**Extracted entries**:
[BEGIN]

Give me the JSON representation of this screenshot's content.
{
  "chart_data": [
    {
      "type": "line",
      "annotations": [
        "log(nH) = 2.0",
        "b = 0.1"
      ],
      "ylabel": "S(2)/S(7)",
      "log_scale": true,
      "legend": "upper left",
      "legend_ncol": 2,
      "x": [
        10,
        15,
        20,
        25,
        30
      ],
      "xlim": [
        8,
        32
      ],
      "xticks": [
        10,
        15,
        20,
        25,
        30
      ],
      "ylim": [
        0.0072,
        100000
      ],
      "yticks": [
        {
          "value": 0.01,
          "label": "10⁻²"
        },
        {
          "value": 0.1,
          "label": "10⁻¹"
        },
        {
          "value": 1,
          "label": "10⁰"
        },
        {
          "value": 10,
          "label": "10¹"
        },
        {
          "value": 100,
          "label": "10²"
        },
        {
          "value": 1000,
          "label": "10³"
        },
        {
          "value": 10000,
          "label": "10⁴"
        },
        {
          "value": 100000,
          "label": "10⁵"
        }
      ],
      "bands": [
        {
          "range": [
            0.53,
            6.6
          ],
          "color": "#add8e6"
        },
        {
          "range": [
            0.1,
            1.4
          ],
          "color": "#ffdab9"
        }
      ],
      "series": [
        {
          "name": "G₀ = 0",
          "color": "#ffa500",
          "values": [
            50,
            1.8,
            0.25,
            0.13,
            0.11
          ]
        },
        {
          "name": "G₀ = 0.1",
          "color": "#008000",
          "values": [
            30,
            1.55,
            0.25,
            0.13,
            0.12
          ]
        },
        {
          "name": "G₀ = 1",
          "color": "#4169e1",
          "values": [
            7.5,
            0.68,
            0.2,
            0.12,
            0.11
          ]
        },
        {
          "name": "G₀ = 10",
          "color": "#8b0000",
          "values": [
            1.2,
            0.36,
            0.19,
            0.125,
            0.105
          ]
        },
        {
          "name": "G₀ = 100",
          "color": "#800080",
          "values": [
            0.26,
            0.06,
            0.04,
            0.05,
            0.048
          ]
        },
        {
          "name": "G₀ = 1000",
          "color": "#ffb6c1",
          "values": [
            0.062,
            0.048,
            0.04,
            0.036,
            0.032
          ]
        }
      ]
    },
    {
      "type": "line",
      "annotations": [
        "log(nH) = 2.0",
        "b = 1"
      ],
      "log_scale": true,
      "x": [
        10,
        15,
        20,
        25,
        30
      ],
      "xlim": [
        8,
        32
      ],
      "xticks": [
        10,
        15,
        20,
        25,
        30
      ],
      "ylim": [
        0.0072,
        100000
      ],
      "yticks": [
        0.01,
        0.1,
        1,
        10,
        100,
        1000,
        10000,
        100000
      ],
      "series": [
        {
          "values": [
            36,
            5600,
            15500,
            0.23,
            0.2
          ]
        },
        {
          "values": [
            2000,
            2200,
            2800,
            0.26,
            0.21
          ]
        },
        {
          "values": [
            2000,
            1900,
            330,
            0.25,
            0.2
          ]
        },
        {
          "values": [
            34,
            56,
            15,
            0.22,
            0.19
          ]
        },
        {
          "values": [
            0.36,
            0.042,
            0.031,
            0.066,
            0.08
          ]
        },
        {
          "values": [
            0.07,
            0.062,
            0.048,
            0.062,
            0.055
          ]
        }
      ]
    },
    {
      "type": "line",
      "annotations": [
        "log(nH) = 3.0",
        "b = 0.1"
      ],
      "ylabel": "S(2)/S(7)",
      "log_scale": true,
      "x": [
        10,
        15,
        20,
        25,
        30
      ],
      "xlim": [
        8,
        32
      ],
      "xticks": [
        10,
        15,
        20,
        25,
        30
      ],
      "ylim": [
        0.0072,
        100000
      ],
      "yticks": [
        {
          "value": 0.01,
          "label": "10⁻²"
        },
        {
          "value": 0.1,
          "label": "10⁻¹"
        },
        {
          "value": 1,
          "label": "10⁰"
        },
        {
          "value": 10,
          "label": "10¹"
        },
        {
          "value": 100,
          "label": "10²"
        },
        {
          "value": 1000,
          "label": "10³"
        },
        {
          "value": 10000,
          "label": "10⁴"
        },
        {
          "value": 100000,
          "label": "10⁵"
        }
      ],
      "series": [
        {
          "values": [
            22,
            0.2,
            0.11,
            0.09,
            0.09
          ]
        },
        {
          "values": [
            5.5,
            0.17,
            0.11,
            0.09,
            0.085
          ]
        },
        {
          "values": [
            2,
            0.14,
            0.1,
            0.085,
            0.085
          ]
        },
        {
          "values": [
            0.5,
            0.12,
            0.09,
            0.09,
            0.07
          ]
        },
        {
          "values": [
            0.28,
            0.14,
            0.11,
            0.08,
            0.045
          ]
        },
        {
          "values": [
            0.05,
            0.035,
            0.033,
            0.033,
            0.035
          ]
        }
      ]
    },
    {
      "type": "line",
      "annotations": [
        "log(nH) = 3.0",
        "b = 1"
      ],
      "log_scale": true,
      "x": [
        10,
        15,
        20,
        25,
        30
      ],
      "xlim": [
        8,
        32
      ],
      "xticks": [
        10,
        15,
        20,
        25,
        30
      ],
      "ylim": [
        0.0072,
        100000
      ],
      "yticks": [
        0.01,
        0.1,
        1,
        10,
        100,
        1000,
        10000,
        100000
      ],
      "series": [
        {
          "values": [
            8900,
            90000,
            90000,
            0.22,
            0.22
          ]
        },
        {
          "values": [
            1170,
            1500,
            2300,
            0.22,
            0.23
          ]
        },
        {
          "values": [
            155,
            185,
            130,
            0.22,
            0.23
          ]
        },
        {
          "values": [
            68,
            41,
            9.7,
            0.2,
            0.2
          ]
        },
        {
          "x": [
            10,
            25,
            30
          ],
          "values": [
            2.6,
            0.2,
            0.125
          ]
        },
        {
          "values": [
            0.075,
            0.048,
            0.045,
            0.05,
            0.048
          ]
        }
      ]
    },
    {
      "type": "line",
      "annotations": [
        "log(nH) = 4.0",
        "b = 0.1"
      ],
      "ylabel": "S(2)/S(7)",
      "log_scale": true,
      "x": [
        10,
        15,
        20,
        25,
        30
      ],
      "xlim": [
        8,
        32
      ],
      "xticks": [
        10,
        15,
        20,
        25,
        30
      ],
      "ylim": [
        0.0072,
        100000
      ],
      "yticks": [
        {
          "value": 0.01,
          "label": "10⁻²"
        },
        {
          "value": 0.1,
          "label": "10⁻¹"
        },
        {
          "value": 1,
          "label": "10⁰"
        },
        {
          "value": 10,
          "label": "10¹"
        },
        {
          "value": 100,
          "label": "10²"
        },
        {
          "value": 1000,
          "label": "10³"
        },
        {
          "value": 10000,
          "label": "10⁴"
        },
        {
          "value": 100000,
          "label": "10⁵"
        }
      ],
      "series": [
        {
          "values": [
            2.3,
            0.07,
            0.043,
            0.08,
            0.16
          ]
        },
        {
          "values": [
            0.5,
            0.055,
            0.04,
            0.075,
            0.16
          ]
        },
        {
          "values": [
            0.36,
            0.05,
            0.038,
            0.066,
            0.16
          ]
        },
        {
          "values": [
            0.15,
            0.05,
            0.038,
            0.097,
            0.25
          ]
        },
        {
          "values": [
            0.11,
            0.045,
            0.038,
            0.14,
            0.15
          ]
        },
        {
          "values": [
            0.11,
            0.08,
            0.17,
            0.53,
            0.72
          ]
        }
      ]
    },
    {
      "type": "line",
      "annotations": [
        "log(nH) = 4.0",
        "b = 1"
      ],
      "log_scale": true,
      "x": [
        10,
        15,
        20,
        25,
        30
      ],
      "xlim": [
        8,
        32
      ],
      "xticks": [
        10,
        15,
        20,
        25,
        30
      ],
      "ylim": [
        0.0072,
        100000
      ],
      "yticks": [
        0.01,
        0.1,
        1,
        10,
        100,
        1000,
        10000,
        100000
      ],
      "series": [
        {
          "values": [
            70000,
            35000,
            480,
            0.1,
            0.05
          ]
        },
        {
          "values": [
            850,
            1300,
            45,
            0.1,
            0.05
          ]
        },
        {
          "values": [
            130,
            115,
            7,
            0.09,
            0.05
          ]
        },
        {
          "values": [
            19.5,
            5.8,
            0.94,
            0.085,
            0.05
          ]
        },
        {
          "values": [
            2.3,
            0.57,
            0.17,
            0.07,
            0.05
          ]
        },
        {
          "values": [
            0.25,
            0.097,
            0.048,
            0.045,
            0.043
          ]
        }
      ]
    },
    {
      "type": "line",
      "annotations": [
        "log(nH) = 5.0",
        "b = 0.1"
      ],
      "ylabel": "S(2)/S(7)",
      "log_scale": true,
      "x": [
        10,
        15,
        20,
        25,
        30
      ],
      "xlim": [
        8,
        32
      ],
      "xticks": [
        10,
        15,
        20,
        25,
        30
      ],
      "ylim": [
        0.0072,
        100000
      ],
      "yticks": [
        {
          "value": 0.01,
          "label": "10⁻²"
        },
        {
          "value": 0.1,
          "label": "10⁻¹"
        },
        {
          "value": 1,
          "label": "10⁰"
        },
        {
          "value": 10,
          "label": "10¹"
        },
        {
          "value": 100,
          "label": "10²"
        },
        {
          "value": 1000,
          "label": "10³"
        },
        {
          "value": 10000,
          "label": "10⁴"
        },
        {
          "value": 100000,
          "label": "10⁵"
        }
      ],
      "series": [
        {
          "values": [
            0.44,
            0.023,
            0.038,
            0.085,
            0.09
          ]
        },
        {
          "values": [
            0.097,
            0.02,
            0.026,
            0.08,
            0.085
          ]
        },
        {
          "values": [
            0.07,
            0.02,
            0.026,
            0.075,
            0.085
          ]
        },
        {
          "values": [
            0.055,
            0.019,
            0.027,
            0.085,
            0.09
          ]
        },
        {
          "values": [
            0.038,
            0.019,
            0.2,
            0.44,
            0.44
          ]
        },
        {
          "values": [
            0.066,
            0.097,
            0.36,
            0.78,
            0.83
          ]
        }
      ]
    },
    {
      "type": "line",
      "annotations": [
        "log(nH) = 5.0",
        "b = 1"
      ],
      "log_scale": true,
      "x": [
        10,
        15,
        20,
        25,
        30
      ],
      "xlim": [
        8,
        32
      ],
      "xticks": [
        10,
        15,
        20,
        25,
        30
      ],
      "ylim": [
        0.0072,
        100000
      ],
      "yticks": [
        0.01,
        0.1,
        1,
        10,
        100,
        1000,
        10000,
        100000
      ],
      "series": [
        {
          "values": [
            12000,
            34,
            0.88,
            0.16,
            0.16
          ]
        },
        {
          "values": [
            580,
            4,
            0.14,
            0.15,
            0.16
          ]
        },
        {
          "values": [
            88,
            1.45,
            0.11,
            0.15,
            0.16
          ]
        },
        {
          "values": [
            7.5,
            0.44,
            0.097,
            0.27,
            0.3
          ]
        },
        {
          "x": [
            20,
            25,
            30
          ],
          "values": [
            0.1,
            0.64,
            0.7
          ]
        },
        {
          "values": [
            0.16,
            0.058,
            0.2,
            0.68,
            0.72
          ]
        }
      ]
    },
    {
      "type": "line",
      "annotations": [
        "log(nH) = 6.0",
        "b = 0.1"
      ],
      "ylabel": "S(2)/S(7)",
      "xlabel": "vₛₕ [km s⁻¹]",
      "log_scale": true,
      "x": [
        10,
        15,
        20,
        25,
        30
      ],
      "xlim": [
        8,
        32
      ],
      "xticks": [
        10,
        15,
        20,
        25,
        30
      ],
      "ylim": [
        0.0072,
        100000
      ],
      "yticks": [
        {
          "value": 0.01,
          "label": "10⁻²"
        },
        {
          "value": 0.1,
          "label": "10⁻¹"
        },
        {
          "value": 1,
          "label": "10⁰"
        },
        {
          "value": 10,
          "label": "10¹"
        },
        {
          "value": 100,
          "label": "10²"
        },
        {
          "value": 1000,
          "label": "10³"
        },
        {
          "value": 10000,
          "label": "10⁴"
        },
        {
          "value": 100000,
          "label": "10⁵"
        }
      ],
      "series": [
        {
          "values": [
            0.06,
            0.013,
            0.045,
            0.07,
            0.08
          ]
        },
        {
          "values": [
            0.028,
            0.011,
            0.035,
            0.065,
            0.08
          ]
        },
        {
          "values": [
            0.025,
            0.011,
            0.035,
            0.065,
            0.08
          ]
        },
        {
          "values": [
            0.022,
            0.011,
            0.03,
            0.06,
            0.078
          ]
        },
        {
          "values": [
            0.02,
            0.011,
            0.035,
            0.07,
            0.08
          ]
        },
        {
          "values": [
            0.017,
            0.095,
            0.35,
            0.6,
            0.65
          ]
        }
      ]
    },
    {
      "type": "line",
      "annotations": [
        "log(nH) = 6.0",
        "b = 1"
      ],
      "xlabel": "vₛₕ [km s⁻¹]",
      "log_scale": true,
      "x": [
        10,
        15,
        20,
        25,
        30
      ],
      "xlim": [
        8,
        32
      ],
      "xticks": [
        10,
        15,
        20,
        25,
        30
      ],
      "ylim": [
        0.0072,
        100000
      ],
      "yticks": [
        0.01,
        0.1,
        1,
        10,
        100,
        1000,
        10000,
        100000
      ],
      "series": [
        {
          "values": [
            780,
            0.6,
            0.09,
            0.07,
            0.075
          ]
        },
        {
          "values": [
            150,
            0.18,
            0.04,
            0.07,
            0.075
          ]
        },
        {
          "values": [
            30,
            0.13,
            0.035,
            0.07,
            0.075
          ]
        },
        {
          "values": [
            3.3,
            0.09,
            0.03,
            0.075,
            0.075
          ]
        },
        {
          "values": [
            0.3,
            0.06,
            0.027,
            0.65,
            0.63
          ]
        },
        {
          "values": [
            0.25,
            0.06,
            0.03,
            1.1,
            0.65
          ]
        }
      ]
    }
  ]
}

[END]

Report how many lines in the listing include the word "name". Give nothing but the count.

**Solution to this problem**: 6